→ Work to be completed:
State how many lines in the listing below include the word "connected", and add nothing besides the number.

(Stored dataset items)
========

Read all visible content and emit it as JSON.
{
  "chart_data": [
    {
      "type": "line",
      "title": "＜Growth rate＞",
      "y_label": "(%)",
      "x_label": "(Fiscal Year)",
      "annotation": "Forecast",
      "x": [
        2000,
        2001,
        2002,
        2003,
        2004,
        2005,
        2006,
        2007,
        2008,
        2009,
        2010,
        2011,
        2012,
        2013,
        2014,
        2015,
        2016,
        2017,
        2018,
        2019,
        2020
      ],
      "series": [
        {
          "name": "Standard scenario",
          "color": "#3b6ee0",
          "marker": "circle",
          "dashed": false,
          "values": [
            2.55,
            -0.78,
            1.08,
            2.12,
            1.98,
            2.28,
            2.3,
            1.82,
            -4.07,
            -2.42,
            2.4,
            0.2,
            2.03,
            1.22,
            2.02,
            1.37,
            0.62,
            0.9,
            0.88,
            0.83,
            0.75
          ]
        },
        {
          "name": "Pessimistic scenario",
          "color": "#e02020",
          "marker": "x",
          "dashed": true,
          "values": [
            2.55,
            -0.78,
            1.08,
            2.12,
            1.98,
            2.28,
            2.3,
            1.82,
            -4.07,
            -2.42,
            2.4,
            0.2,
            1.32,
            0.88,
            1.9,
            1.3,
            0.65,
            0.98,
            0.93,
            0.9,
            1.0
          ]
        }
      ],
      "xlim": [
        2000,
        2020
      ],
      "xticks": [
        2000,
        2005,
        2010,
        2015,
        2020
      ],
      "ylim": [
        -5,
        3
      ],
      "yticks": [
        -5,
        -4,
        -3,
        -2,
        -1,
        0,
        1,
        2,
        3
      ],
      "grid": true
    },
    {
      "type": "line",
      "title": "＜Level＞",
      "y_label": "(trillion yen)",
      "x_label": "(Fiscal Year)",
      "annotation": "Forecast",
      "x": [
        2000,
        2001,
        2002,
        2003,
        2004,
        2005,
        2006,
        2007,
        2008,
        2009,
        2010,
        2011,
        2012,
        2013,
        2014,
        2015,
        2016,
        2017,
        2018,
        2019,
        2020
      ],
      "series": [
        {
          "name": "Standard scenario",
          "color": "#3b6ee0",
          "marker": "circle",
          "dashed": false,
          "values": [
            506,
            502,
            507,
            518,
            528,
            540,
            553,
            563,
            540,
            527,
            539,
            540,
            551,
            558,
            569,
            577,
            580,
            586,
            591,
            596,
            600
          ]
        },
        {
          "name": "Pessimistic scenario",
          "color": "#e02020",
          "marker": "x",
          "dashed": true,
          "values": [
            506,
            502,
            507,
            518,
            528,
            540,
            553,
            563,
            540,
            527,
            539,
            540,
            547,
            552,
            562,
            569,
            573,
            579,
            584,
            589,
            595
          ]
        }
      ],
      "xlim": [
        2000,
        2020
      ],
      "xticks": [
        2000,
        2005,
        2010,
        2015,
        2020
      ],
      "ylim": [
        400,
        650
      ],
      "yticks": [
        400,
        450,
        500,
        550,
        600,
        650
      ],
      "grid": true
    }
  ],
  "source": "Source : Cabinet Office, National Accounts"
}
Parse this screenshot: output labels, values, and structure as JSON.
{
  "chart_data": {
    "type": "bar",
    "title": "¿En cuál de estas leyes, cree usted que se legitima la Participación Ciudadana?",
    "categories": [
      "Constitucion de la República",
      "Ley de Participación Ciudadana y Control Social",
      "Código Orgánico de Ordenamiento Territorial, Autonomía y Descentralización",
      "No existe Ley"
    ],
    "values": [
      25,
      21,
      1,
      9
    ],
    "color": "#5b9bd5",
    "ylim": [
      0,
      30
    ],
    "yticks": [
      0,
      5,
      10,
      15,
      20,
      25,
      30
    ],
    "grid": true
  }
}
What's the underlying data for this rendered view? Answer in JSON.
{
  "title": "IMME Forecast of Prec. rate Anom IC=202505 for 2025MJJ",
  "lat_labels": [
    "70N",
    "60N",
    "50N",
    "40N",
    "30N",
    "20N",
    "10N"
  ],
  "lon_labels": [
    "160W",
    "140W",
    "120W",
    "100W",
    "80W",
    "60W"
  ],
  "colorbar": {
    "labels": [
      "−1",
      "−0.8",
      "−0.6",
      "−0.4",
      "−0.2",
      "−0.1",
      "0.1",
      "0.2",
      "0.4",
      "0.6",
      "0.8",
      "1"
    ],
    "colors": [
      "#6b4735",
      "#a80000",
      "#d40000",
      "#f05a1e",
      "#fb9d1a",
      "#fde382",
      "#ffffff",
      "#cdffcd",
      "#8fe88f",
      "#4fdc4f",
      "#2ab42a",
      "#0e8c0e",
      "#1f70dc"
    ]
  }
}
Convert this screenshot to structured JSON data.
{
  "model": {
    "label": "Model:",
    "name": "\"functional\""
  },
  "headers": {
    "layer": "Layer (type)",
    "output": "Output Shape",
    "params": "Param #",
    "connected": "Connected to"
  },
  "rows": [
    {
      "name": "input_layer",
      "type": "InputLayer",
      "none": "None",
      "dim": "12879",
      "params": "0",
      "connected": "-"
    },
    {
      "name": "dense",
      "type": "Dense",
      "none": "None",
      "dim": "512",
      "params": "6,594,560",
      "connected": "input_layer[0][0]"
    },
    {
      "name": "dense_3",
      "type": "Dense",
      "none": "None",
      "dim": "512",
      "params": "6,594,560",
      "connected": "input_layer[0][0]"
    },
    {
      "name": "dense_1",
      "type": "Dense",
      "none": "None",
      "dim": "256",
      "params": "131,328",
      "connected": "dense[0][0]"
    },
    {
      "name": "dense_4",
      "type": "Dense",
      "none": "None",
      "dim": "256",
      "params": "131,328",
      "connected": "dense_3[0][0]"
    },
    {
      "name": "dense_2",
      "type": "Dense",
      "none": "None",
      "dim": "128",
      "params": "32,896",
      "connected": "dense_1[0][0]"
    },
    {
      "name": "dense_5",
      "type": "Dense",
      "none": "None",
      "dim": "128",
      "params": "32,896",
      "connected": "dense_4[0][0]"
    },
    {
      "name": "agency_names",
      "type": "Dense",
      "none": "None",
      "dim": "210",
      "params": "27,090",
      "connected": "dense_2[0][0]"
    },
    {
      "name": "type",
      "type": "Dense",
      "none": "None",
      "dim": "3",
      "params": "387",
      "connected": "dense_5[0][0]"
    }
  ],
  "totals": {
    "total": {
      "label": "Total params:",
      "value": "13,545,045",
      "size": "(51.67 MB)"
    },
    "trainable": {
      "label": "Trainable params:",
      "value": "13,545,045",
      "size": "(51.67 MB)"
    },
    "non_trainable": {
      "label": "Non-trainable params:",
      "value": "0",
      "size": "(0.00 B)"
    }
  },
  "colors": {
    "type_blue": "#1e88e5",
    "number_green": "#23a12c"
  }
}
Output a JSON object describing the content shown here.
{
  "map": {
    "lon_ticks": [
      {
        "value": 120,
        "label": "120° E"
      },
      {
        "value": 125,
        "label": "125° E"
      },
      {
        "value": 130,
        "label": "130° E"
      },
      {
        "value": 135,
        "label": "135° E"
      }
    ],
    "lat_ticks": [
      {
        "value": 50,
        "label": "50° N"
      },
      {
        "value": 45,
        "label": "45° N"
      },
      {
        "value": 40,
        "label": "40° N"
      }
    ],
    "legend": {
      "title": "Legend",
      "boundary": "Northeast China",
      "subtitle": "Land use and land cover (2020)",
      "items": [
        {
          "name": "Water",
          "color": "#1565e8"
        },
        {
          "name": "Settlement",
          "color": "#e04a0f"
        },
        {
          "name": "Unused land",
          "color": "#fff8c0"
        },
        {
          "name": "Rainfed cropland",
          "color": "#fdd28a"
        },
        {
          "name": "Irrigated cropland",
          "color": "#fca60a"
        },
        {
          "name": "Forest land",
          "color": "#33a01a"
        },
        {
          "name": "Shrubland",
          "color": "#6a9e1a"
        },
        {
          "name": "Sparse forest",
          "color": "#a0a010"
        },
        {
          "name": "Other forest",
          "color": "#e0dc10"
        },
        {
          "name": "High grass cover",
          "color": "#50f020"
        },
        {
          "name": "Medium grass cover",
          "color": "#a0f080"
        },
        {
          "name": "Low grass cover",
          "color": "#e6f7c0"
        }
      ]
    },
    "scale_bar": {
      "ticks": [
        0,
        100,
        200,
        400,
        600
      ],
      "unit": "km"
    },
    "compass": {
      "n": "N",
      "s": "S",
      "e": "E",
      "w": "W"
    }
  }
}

========

→ Answer in full:
10